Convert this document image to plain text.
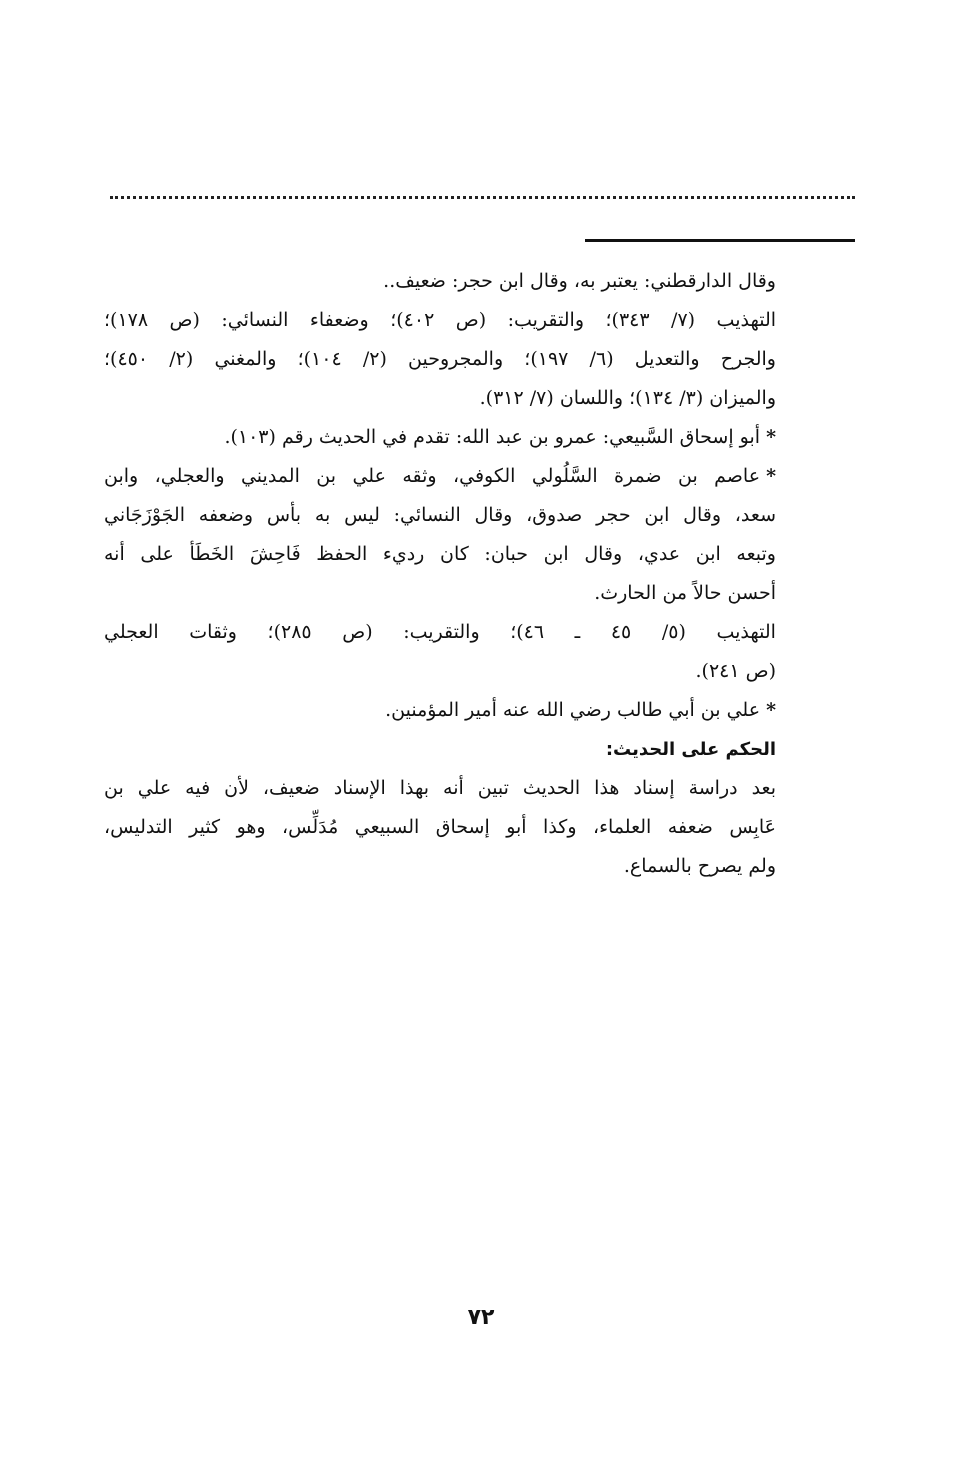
وقال الدارقطني: يعتبر به، وقال ابن حجر: ضعيف..
التهذيب (٧/ ٣٤٣)؛ والتقريب: (ص ٤٠٢)؛ وضعفاء النسائي: (ص ١٧٨)؛
والجرح والتعديل (٦/ ١٩٧)؛ والمجروحين (٢/ ١٠٤)؛ والمغني (٢/ ٤٥٠)؛
والميزان (٣/ ١٣٤)؛ واللسان (٧/ ٣١٢).
*أبو إسحاق السَّبيعي: عمرو بن عبد الله: تقدم في الحديث رقم (١٠٣).
*عاصم بن ضمرة السَّلُولي الكوفي، وثقه علي بن المديني والعجلي، وابن
سعد، وقال ابن حجر صدوق، وقال النسائي: ليس به بأس وضعفه الجَوْزَجَاني
وتبعه ابن عدي، وقال ابن حبان: كان رديء الحفظ فَاحِشَ الخَطَأ على أنه
أحسن حالاً من الحارث.
التهذيب (٥/ ٤٥ ـ ٤٦)؛ والتقريب: (ص ٢٨٥)؛ وثقات العجلي
(ص ٢٤١).
*علي بن أبي طالب رضي الله عنه أمير المؤمنين.
الحكم على الحديث:
بعد دراسة إسناد هذا الحديث تبين أنه بهذا الإسناد ضعيف، لأن فيه علي بن
عَابِس ضعفه العلماء، وكذا أبو إسحاق السبيعي مُدَلِّس، وهو كثير التدليس،
ولم يصرح بالسماع.
٧٢
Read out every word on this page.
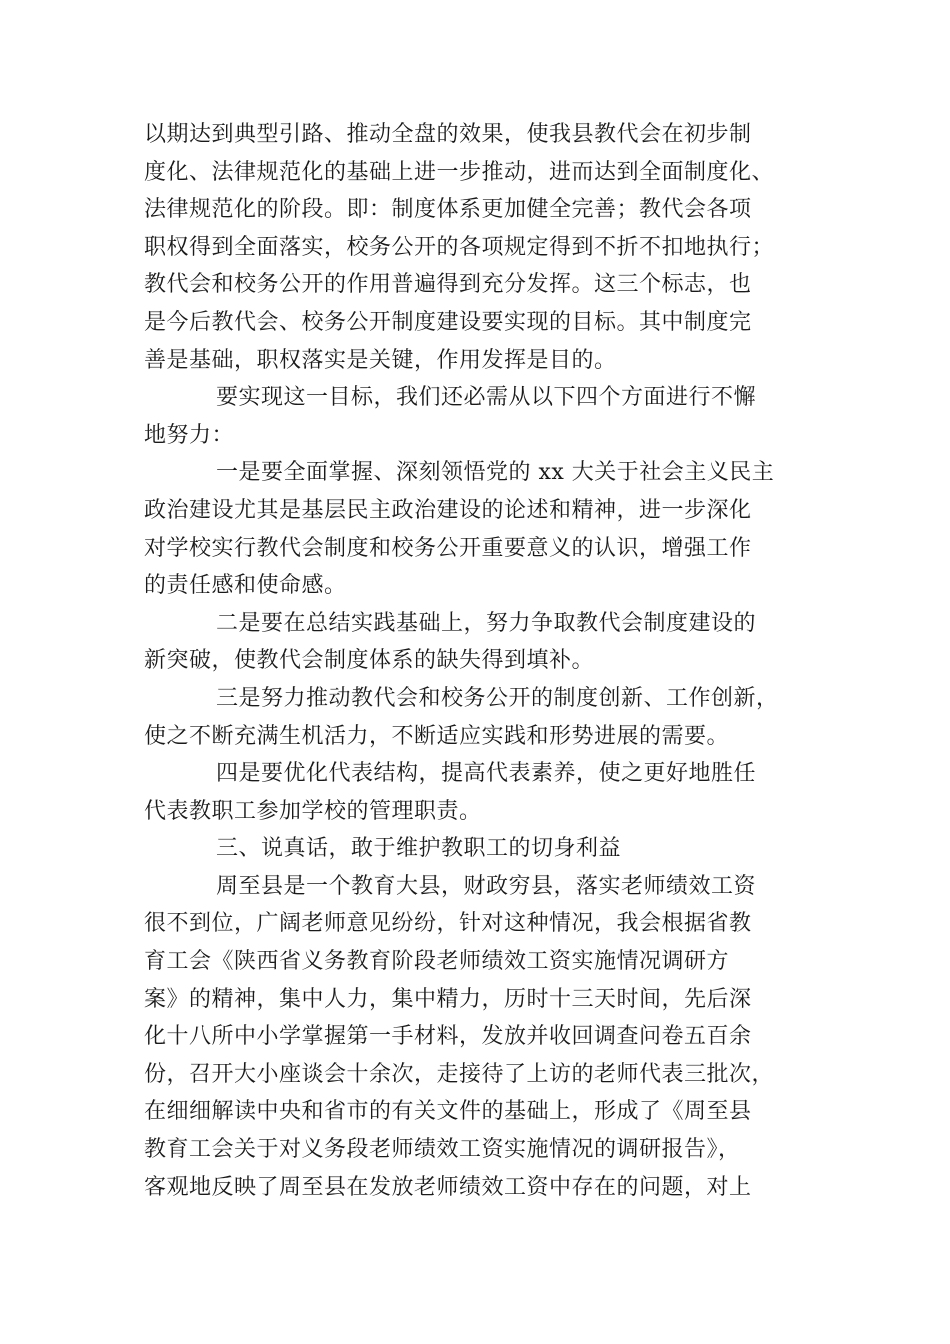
以期达到典型引路、推动全盘的效果，使我县教代会在初步制
度化、法律规范化的基础上进一步推动，进而达到全面制度化、
法律规范化的阶段。即：制度体系更加健全完善；教代会各项
职权得到全面落实，校务公开的各项规定得到不折不扣地执行；
教代会和校务公开的作用普遍得到充分发挥。这三个标志，也
是今后教代会、校务公开制度建设要实现的目标。其中制度完
善是基础，职权落实是关键，作用发挥是目的。
要实现这一目标，我们还必需从以下四个方面进行不懈
地努力：
一是要全面掌握、深刻领悟党的 xx 大关于社会主义民主
政治建设尤其是基层民主政治建设的论述和精神，进一步深化
对学校实行教代会制度和校务公开重要意义的认识，增强工作
的责任感和使命感。
二是要在总结实践基础上，努力争取教代会制度建设的
新突破，使教代会制度体系的缺失得到填补。
三是努力推动教代会和校务公开的制度创新、工作创新，
使之不断充满生机活力，不断适应实践和形势进展的需要。
四是要优化代表结构，提高代表素养，使之更好地胜任
代表教职工参加学校的管理职责。
三、说真话，敢于维护教职工的切身利益
周至县是一个教育大县，财政穷县，落实老师绩效工资
很不到位，广阔老师意见纷纷，针对这种情况，我会根据省教
育工会《陕西省义务教育阶段老师绩效工资实施情况调研方
案》的精神，集中人力，集中精力，历时十三天时间，先后深
化十八所中小学掌握第一手材料，发放并收回调查问卷五百余
份，召开大小座谈会十余次，走接待了上访的老师代表三批次，
在细细解读中央和省市的有关文件的基础上，形成了《周至县
教育工会关于对义务段老师绩效工资实施情况的调研报告》，
客观地反映了周至县在发放老师绩效工资中存在的问题，对上
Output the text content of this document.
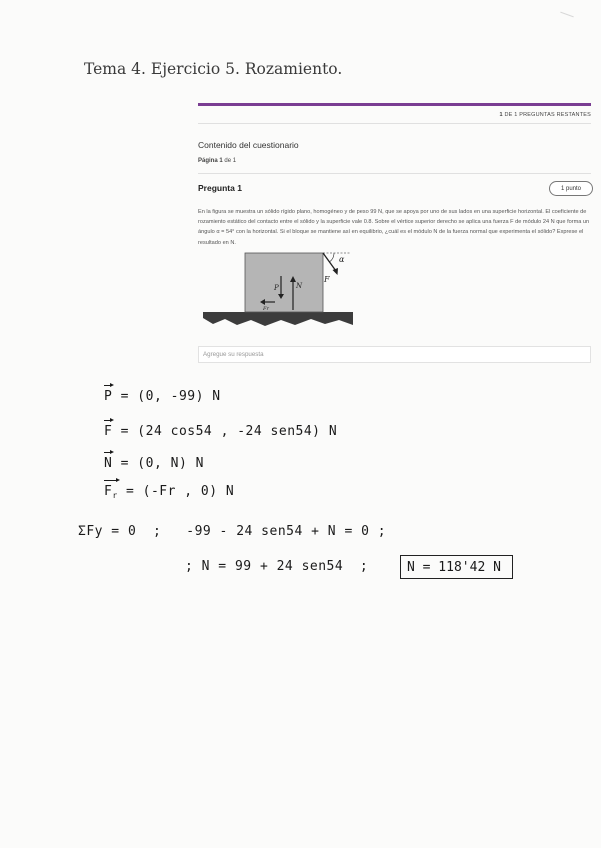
Tema 4. Ejercicio 5. Rozamiento.
1 DE 1 PREGUNTAS RESTANTES
Contenido del cuestionario
Página 1 de 1
Pregunta 1	1 punto

En la figura se muestra un sólido rígido plano, homogéneo y de peso 99 N, que se apoya por uno de sus lados en una superficie horizontal. El coeficiente de rozamiento estático del contacto entre el sólido y la superficie vale 0.8. Sobre el vértice superior derecho se aplica una fuerza F de módulo 24 N que forma un ángulo α = 54° con la horizontal. Si el bloque se mantiene así en equilibrio, ¿cuál es el módulo N de la fuerza normal que experimenta el sólido? Exprese el resultado en N.

α
F
P N
Fr
Agregue su respuesta
P = (0, -99) N
F = (24 cos54 , -24 sen54) N
N = (0, N) N
$F_r = (-Fr$ , 0) N
ΣFy = 0  ;   -99 - 24 sen54 + N = 0 ;
; N = 99 + 24 sen54  ;	N = 118'42 N
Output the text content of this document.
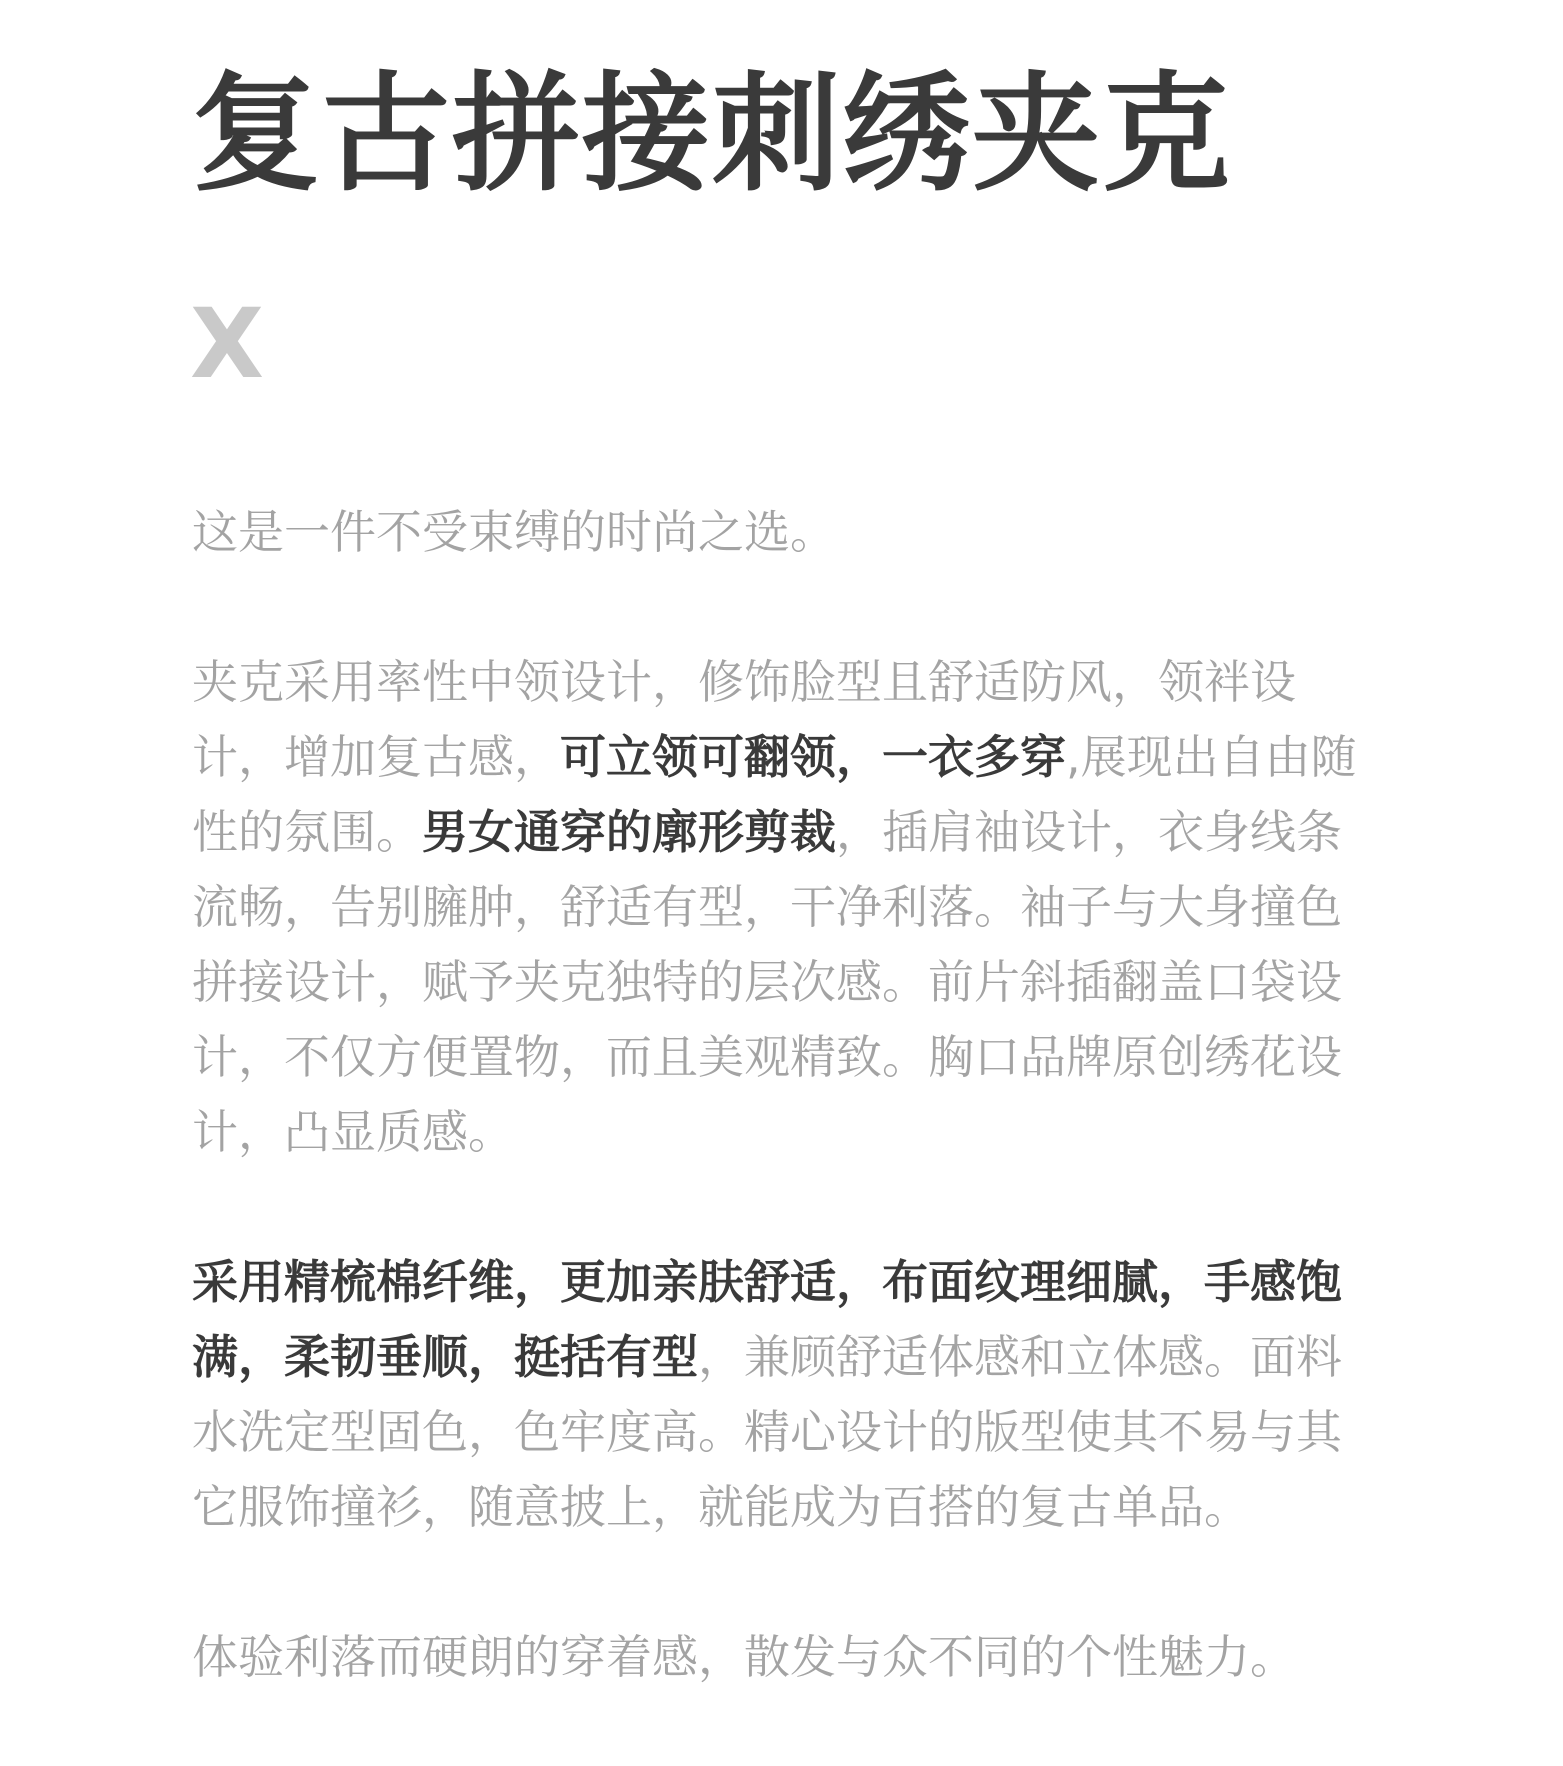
复古拼接刺绣夹克
X

这是一件不受束缚的时尚之选。

夹克采用率性中领设计，修饰脸型且舒适防风，领袢设计，增加复古感，可立领可翻领，一衣多穿,展现出自由随性的氛围。男女通穿的廓形剪裁，插肩袖设计，衣身线条流畅，告别臃肿，舒适有型，干净利落。袖子与大身撞色拼接设计，赋予夹克独特的层次感。前片斜插翻盖口袋设计，不仅方便置物，而且美观精致。胸口品牌原创绣花设计，凸显质感。

采用精梳棉纤维，更加亲肤舒适，布面纹理细腻，手感饱满，柔韧垂顺，挺括有型，兼顾舒适体感和立体感。面料水洗定型固色，色牢度高。精心设计的版型使其不易与其它服饰撞衫，随意披上，就能成为百搭的复古单品。

体验利落而硬朗的穿着感，散发与众不同的个性魅力。
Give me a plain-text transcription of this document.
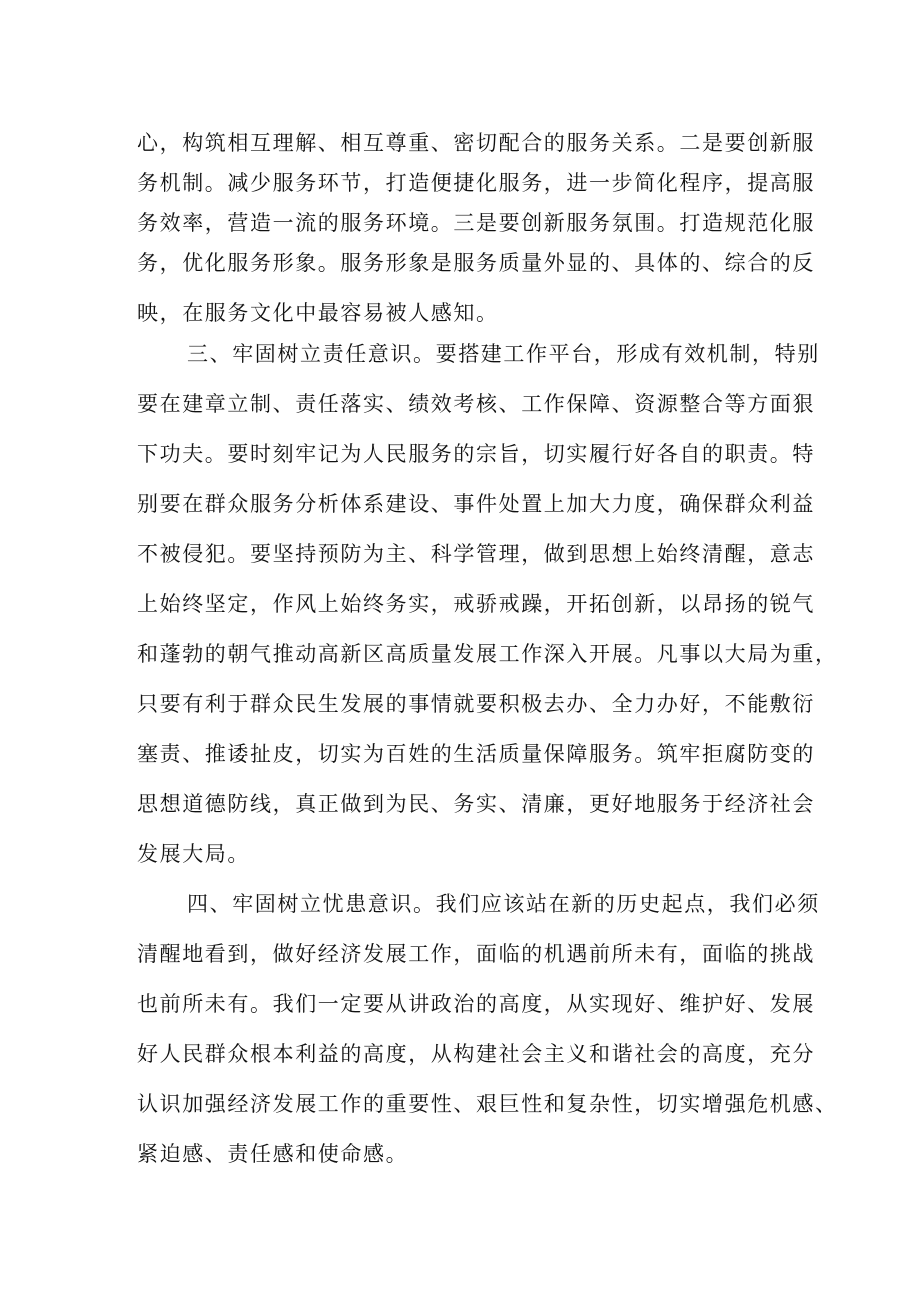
心，构筑相互理解、相互尊重、密切配合的服务关系。二是要创新服
务机制。减少服务环节，打造便捷化服务，进一步简化程序，提高服
务效率，营造一流的服务环境。三是要创新服务氛围。打造规范化服
务，优化服务形象。服务形象是服务质量外显的、具体的、综合的反
映，在服务文化中最容易被人感知。
三、牢固树立责任意识。要搭建工作平台，形成有效机制，特别
要在建章立制、责任落实、绩效考核、工作保障、资源整合等方面狠
下功夫。要时刻牢记为人民服务的宗旨，切实履行好各自的职责。特
别要在群众服务分析体系建设、事件处置上加大力度，确保群众利益
不被侵犯。要坚持预防为主、科学管理，做到思想上始终清醒，意志
上始终坚定，作风上始终务实，戒骄戒躁，开拓创新，以昂扬的锐气
和蓬勃的朝气推动高新区高质量发展工作深入开展。凡事以大局为重，
只要有利于群众民生发展的事情就要积极去办、全力办好，不能敷衍
塞责、推诿扯皮，切实为百姓的生活质量保障服务。筑牢拒腐防变的
思想道德防线，真正做到为民、务实、清廉，更好地服务于经济社会
发展大局。
四、牢固树立忧患意识。我们应该站在新的历史起点，我们必须
清醒地看到，做好经济发展工作，面临的机遇前所未有，面临的挑战
也前所未有。我们一定要从讲政治的高度，从实现好、维护好、发展
好人民群众根本利益的高度，从构建社会主义和谐社会的高度，充分
认识加强经济发展工作的重要性、艰巨性和复杂性，切实增强危机感、
紧迫感、责任感和使命感。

--------

**WHAT THE EXERCISE ASKS**
Only the lines from the one containing "Give me a plain-text" through the last line of the records above should be repeated, exactly and without pictures.

**RESPONSE TO THIS TASK**
Give me a plain-text transcription of this document.
心，构筑相互理解、相互尊重、密切配合的服务关系。二是要创新服
务机制。减少服务环节，打造便捷化服务，进一步简化程序，提高服
务效率，营造一流的服务环境。三是要创新服务氛围。打造规范化服
务，优化服务形象。服务形象是服务质量外显的、具体的、综合的反
映，在服务文化中最容易被人感知。
三、牢固树立责任意识。要搭建工作平台，形成有效机制，特别
要在建章立制、责任落实、绩效考核、工作保障、资源整合等方面狠
下功夫。要时刻牢记为人民服务的宗旨，切实履行好各自的职责。特
别要在群众服务分析体系建设、事件处置上加大力度，确保群众利益
不被侵犯。要坚持预防为主、科学管理，做到思想上始终清醒，意志
上始终坚定，作风上始终务实，戒骄戒躁，开拓创新，以昂扬的锐气
和蓬勃的朝气推动高新区高质量发展工作深入开展。凡事以大局为重，
只要有利于群众民生发展的事情就要积极去办、全力办好，不能敷衍
塞责、推诿扯皮，切实为百姓的生活质量保障服务。筑牢拒腐防变的
思想道德防线，真正做到为民、务实、清廉，更好地服务于经济社会
发展大局。
四、牢固树立忧患意识。我们应该站在新的历史起点，我们必须
清醒地看到，做好经济发展工作，面临的机遇前所未有，面临的挑战
也前所未有。我们一定要从讲政治的高度，从实现好、维护好、发展
好人民群众根本利益的高度，从构建社会主义和谐社会的高度，充分
认识加强经济发展工作的重要性、艰巨性和复杂性，切实增强危机感、
紧迫感、责任感和使命感。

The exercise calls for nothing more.